## Written instruction
Report the number of lines in the entries below that include the word "යකවරය", and nothing else.

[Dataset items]
((

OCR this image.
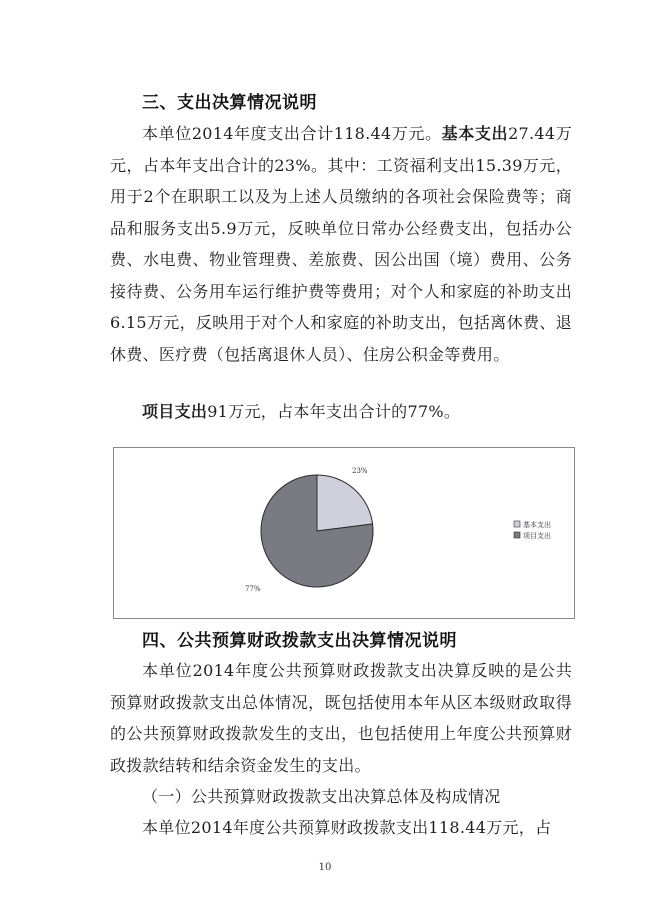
三、支出决算情况说明

本单位2014年度支出合计118.44万元。基本支出27.44万元，占本年支出合计的23%。其中：工资福利支出15.39万元，用于2个在职职工以及为上述人员缴纳的各项社会保险费等；商品和服务支出5.9万元，反映单位日常办公经费支出，包括办公费、水电费、物业管理费、差旅费、因公出国（境）费用、公务接待费、公务用车运行维护费等费用；对个人和家庭的补助支出6.15万元，反映用于对个人和家庭的补助支出，包括离休费、退休费、医疗费（包括离退休人员）、住房公积金等费用。

项目支出91万元，占本年支出合计的77%。

23%
77%
基本支出
项目支出
四、公共预算财政拨款支出决算情况说明

本单位2014年度公共预算财政拨款支出决算反映的是公共预算财政拨款支出总体情况，既包括使用本年从区本级财政取得的公共预算财政拨款发生的支出，也包括使用上年度公共预算财政拨款结转和结余资金发生的支出。

（一）公共预算财政拨款支出决算总体及构成情况

本单位2014年度公共预算财政拨款支出118.44万元，占

10
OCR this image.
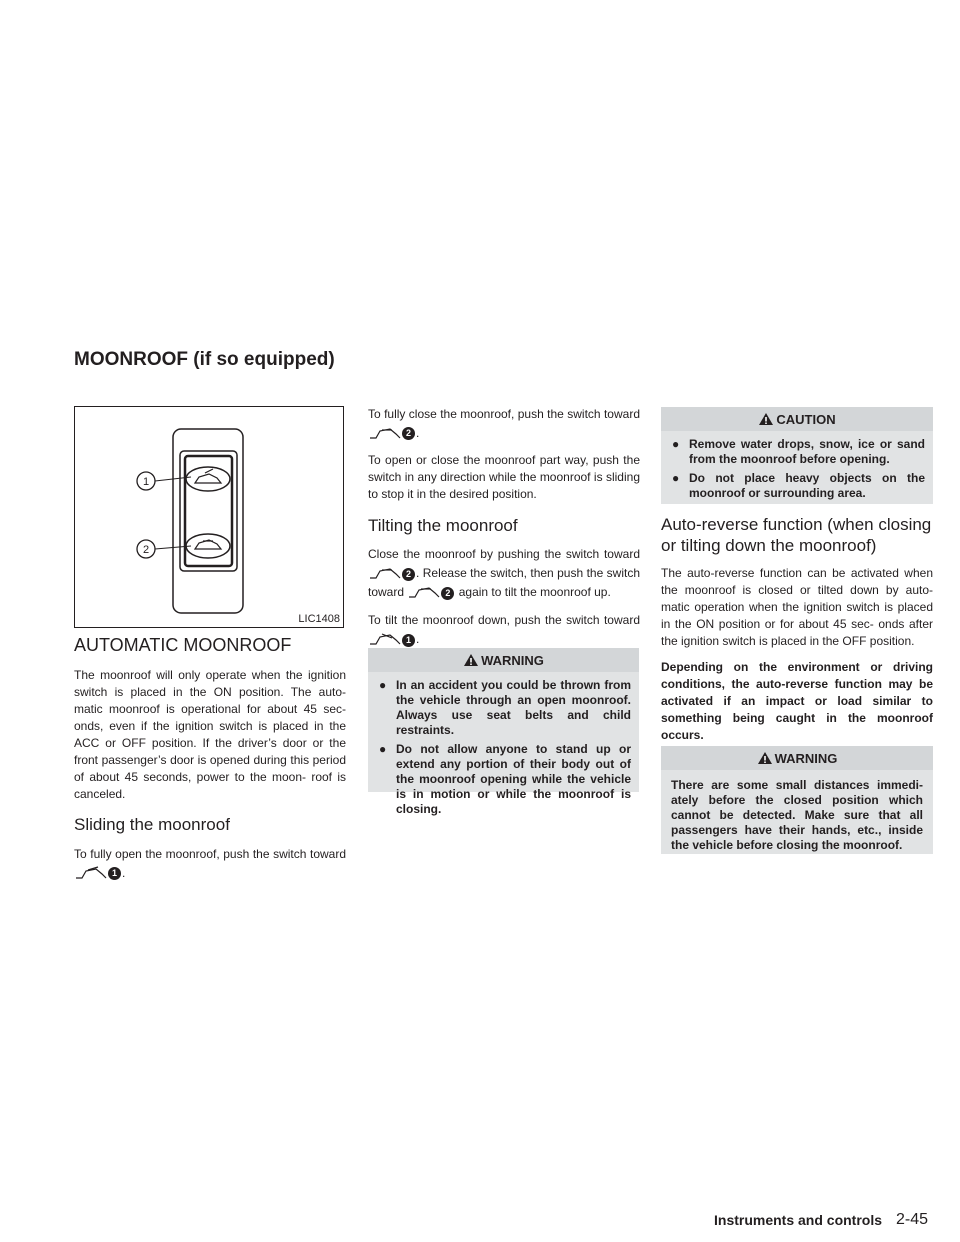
MOONROOF (if so equipped)
1
2
LIC1408
AUTOMATIC MOONROOF

The moonroof will only operate when the ignition switch is placed in the ON position. The auto- matic moonroof is operational for about 45 sec- onds, even if the ignition switch is placed in the ACC or OFF position. If the driver’s door or the front passenger’s door is opened during this period of about 45 seconds, power to the moon- roof is canceled.

Sliding the moonroof

To fully open the moonroof, push the switch toward 1 .

To fully close the moonroof, push the switch toward 2 .

To open or close the moonroof part way, push the switch in any direction while the moonroof is sliding to stop it in the desired position.

Tilting the moonroof

Close the moonroof by pushing the switch toward 2 . Release the switch, then push the switch toward	2 again to tilt the moonroof up.

To tilt the moonroof down, push the switch toward 1 .

WARNING
● In an accident you could be thrown from the vehicle through an open moonroof. Always use seat belts and child restraints.
● Do not allow anyone to stand up or extend any portion of their body out of the moonroof opening while the vehicle is in motion or while the moonroof is closing.
CAUTION
● Remove water drops, snow, ice or sand from the moonroof before opening.
● Do not place heavy objects on the moonroof or surrounding area.
Auto-reverse function (when closing or tilting down the moonroof)

The auto-reverse function can be activated when the moonroof is closed or tilted down by auto- matic operation when the ignition switch is placed in the ON position or for about 45 sec- onds after the ignition switch is placed in the OFF position.

Depending on the environment or driving conditions, the auto-reverse function may be activated if an impact or load similar to something being caught in the moonroof occurs.

WARNING
There are some small distances immedi- ately before the closed position which cannot be detected. Make sure that all passengers have their hands, etc., inside the vehicle before closing the moonroof.
Instruments and controls 2-45
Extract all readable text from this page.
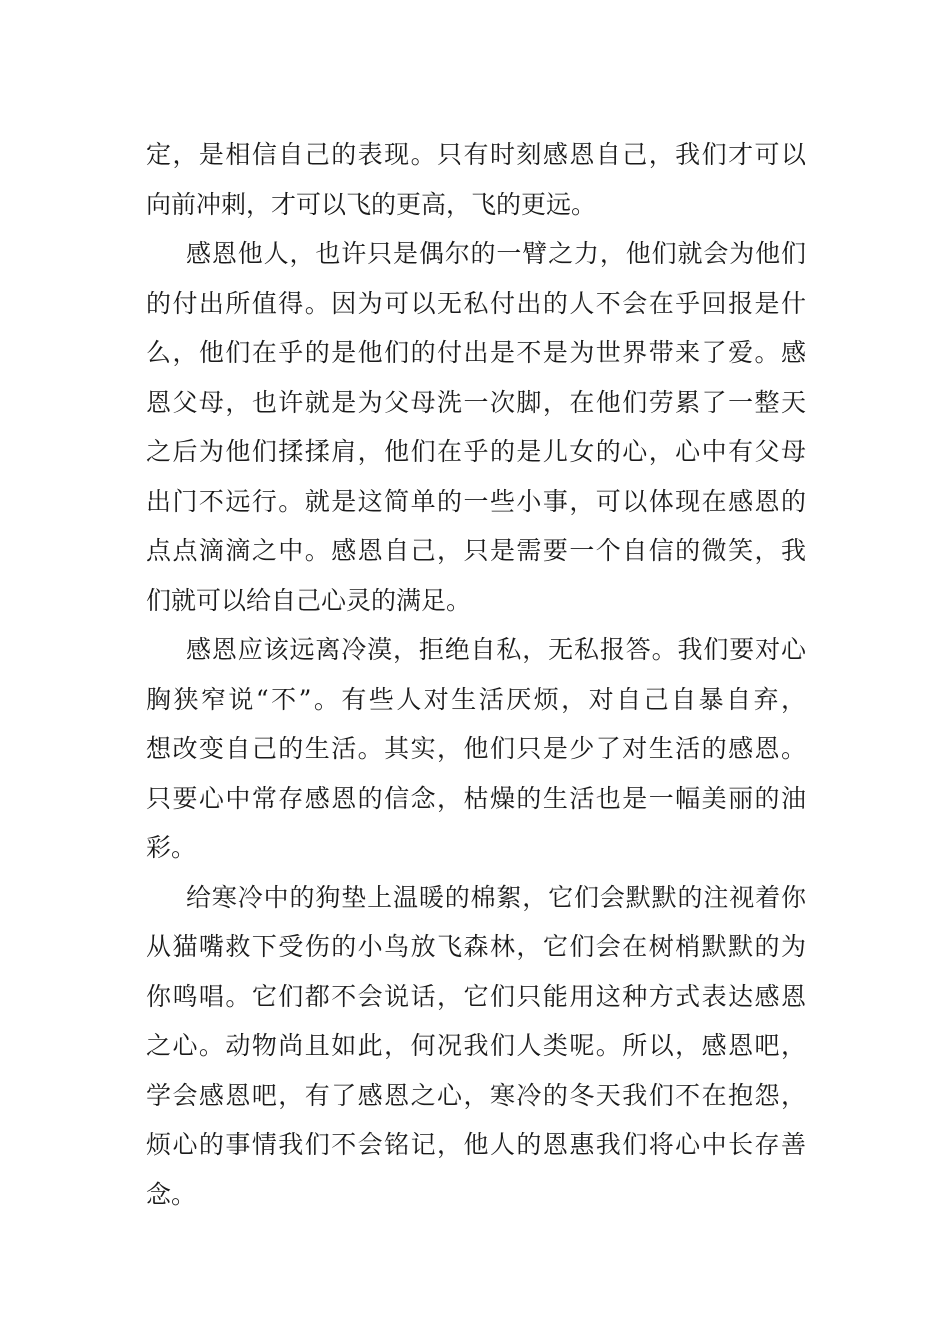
定，是相信自己的表现。只有时刻感恩自己，我们才可以
向前冲刺，才可以飞的更高，飞的更远。
感恩他人，也许只是偶尔的一臂之力，他们就会为他们
的付出所值得。因为可以无私付出的人不会在乎回报是什
么，他们在乎的是他们的付出是不是为世界带来了爱。感
恩父母，也许就是为父母洗一次脚，在他们劳累了一整天
之后为他们揉揉肩，他们在乎的是儿女的心，心中有父母
出门不远行。就是这简单的一些小事，可以体现在感恩的
点点滴滴之中。感恩自己，只是需要一个自信的微笑，我
们就可以给自己心灵的满足。
感恩应该远离冷漠，拒绝自私，无私报答。我们要对心
胸狭窄说“不”。有些人对生活厌烦，对自己自暴自弃，
想改变自己的生活。其实，他们只是少了对生活的感恩。
只要心中常存感恩的信念，枯燥的生活也是一幅美丽的油
彩。
给寒冷中的狗垫上温暖的棉絮，它们会默默的注视着你
从猫嘴救下受伤的小鸟放飞森林，它们会在树梢默默的为
你鸣唱。它们都不会说话，它们只能用这种方式表达感恩
之心。动物尚且如此，何况我们人类呢。所以，感恩吧，
学会感恩吧，有了感恩之心，寒冷的冬天我们不在抱怨，
烦心的事情我们不会铭记，他人的恩惠我们将心中长存善
念。
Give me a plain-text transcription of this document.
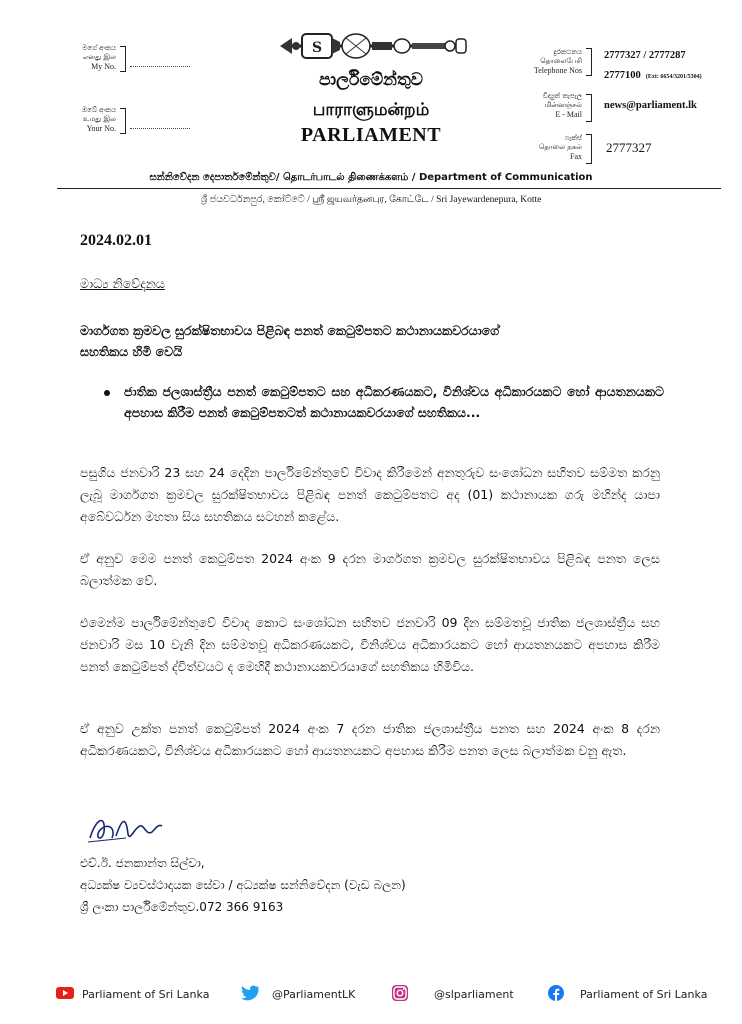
මගේ අංකය
எனது இல
My No.
ඔබේ අංකය
உமது இல
Your No.
S
පාර්ලිමේන්තුව
பாராளுமன்றம்
PARLIAMENT
දුරකථනය
தொலைபேசி
Telephone Nos
2777327 / 2777287
2777100 (Ext: 6654/3201/5304)
විද්‍යුත් තැපැල
மின்னஞ்சல்
E - Mail
news@parliament.lk
ෆැක්ස්
தொலை நகல்
Fax
2777327
සන්නිවේදන දෙපාර්තමේන්තුව/ தொடர்பாடல் திணைக்களம் / Department of Communication
ශ්‍රී ජයවර්ධනපුර, කෝට්ටේ / ஸ்ரீ ஜயவர்தனபுர, கோட்டே / Sri Jayewardenepura, Kotte
2024.02.01
මාධ්‍ය නිවේදනය
මාර්ගගත ක්‍රමවල සුරක්ෂිතභාවය පිළිබඳ පනත් කෙටුම්පතට කථානායකවරයාගේ
සහතිකය හිමි වෙයි
ජාතික ජලශාස්ත්‍රීය පනත් කෙටුම්පතට සහ අධිකරණයකට, විනිශ්චය අධිකාරයකට හෝ ආයතනයකට අපහාස කිරීම පනත් කෙටුම්පතටත් කථානායකවරයාගේ සහතිකය...
පසුගිය ජනවාරි 23 සහ 24 දෙදින පාර්ලිමේන්තුවේ විවාද කිරීමෙන් අනතුරුව සංශෝධන සහිතව සම්මත කරනු ලැබූ මාර්ගගත ක්‍රමවල සුරක්ෂිතභාවය පිළිබඳ පනත් කෙටුම්පතට අද (01) කථානායක ගරු මහින්ද යාපා අබේවර්ධන මහතා සිය සහතිකය සටහන් කළේය.
ඒ අනුව මෙම පනත් කෙටුම්පත 2024 අංක 9 දරන මාර්ගගත ක්‍රමවල සුරක්ෂිතභාවය පිළිබඳ පනත ලෙස බලාත්මක වේ.
එමෙන්ම පාර්ලිමේන්තුවේ විවාද කොට සංශෝධන සහිතව ජනවාරි 09 දින සම්මතවූ ජාතික ජලශාස්ත්‍රීය සහ ජනවාරි මස 10 වැනි දින සම්මතවූ අධිකරණයකට, විනිශ්චය අධිකාරයකට හෝ ආයතනයකට අපහාස කිරීම පනත් කෙටුම්පත් ද්විත්වයට ද මෙහිදී කථානායකවරයාගේ සහතිකය හිමිවිය.
ඒ අනුව උක්ත පනත් කෙටුම්පත් 2024 අංක 7 දරන ජාතික ජලශාස්ත්‍රීය පනත සහ 2024 අංක 8 දරන අධිකරණයකට, විනිශ්චය අධිකාරයකට හෝ ආයතනයකට අපහාස කිරීම පනත ලෙස බලාත්මක වනු ඇත.
එච්.ඊ. ජනකාන්ත සිල්වා,
අධ්‍යක්ෂ ව්‍යවස්ථාදායක සේවා / අධ්‍යක්ෂ සන්නිවේදන (වැඩ බලන)
ශ්‍රී ලංකා පාර්ලිමේන්තුව.072 366 9163
Parliament of Sri Lanka	@ParliamentLK	@slparliament	Parliament of Sri Lanka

))

## Right answer
3